Records supplied →
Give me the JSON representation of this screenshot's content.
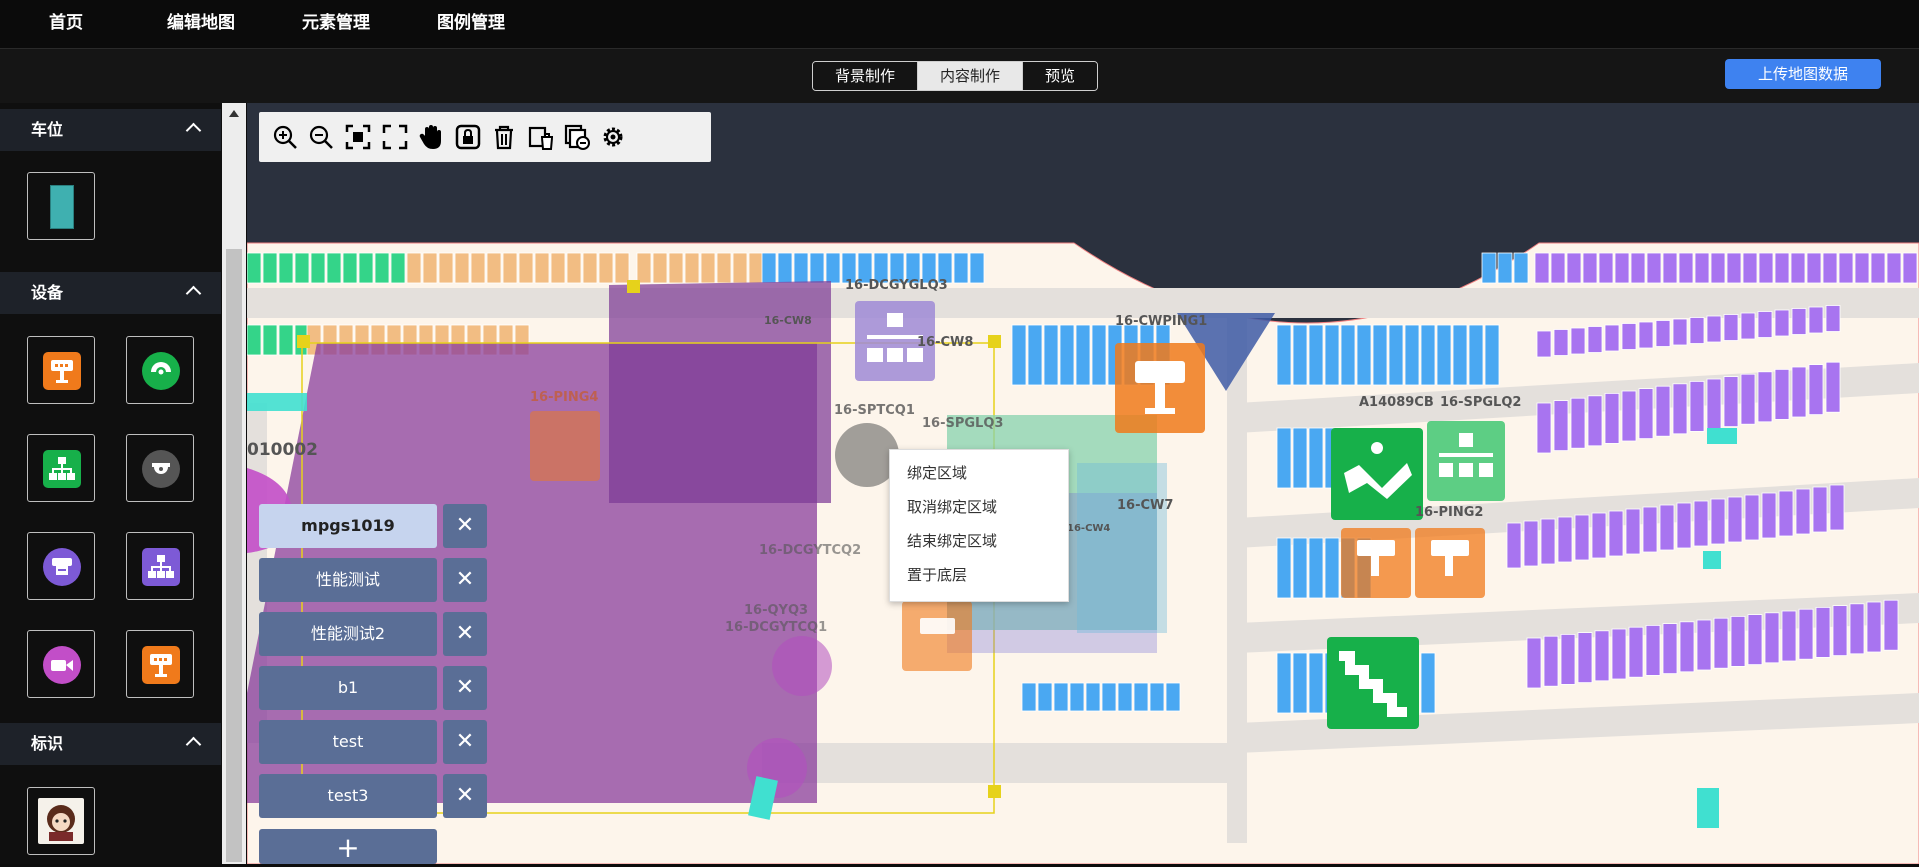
{
  "nav": {
    "items": [
      {
        "label": "首页"
      },
      {
        "label": "编辑地图"
      },
      {
        "label": "元素管理"
      },
      {
        "label": "图例管理"
      }
    ]
  },
  "modes": {
    "tabs": [
      {
        "label": "背景制作"
      },
      {
        "label": "内容制作"
      },
      {
        "label": "预览"
      }
    ],
    "active": "内容制作"
  },
  "upload_label": "上传地图数据",
  "sidebar": {
    "sections": [
      {
        "title": "车位"
      },
      {
        "title": "设备"
      },
      {
        "title": "标识"
      }
    ]
  },
  "context_menu": {
    "items": [
      {
        "label": "绑定区域"
      },
      {
        "label": "取消绑定区域"
      },
      {
        "label": "结束绑定区域"
      },
      {
        "label": "置于底层"
      }
    ]
  },
  "layers": {
    "items": [
      {
        "label": "mpgs1019",
        "selected": true
      },
      {
        "label": "性能测试"
      },
      {
        "label": "性能测试2"
      },
      {
        "label": "b1"
      },
      {
        "label": "test"
      },
      {
        "label": "test3"
      }
    ],
    "add_label": "+",
    "delete_glyph": "✕"
  },
  "map": {
    "labels": {
      "dcgyglq3": "16-DCGYGLQ3",
      "cwping1": "16-CWPING1",
      "cw8": "16-CW8",
      "cw8b": "16-CW8",
      "ping4": "16-PING4",
      "sptcq1": "16-SPTCQ1",
      "spglq3": "16-SPGLQ3",
      "cw7": "16-CW7",
      "cw4": "16-CW4",
      "dcgytcq2": "16-DCGYTCQ2",
      "qyq3": "16-QYQ3",
      "dcgytcq1": "16-DCGYTCQ1",
      "a14089cb": "A14089CB",
      "spglq2": "16-SPGLQ2",
      "ping2": "16-PING2",
      "code_010002": "010002"
    }
  },
  "colors": {
    "accent": "#3e82f0",
    "parking_blue": "#4aa8f2",
    "parking_purple": "#a874f0",
    "parking_orange": "#f2bd83",
    "parking_green": "#34d489",
    "selection_purple": "#8a3e9c",
    "device_green": "#17b04a",
    "device_orange": "#f07a1b"
  }
}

Brief →
Return the full material word for word. Do not include the pictures.

Exercise output →
Give me the JSON representation of this screenshot's content.
{
  "nav": {
    "items": [
      {
        "label": "首页"
      },
      {
        "label": "编辑地图"
      },
      {
        "label": "元素管理"
      },
      {
        "label": "图例管理"
      }
    ]
  },
  "modes": {
    "tabs": [
      {
        "label": "背景制作"
      },
      {
        "label": "内容制作"
      },
      {
        "label": "预览"
      }
    ],
    "active": "内容制作"
  },
  "upload_label": "上传地图数据",
  "sidebar": {
    "sections": [
      {
        "title": "车位"
      },
      {
        "title": "设备"
      },
      {
        "title": "标识"
      }
    ]
  },
  "context_menu": {
    "items": [
      {
        "label": "绑定区域"
      },
      {
        "label": "取消绑定区域"
      },
      {
        "label": "结束绑定区域"
      },
      {
        "label": "置于底层"
      }
    ]
  },
  "layers": {
    "items": [
      {
        "label": "mpgs1019",
        "selected": true
      },
      {
        "label": "性能测试"
      },
      {
        "label": "性能测试2"
      },
      {
        "label": "b1"
      },
      {
        "label": "test"
      },
      {
        "label": "test3"
      }
    ],
    "add_label": "+",
    "delete_glyph": "✕"
  },
  "map": {
    "labels": {
      "dcgyglq3": "16-DCGYGLQ3",
      "cwping1": "16-CWPING1",
      "cw8": "16-CW8",
      "cw8b": "16-CW8",
      "ping4": "16-PING4",
      "sptcq1": "16-SPTCQ1",
      "spglq3": "16-SPGLQ3",
      "cw7": "16-CW7",
      "cw4": "16-CW4",
      "dcgytcq2": "16-DCGYTCQ2",
      "qyq3": "16-QYQ3",
      "dcgytcq1": "16-DCGYTCQ1",
      "a14089cb": "A14089CB",
      "spglq2": "16-SPGLQ2",
      "ping2": "16-PING2",
      "code_010002": "010002"
    }
  },
  "colors": {
    "accent": "#3e82f0",
    "parking_blue": "#4aa8f2",
    "parking_purple": "#a874f0",
    "parking_orange": "#f2bd83",
    "parking_green": "#34d489",
    "selection_purple": "#8a3e9c",
    "device_green": "#17b04a",
    "device_orange": "#f07a1b"
  }
}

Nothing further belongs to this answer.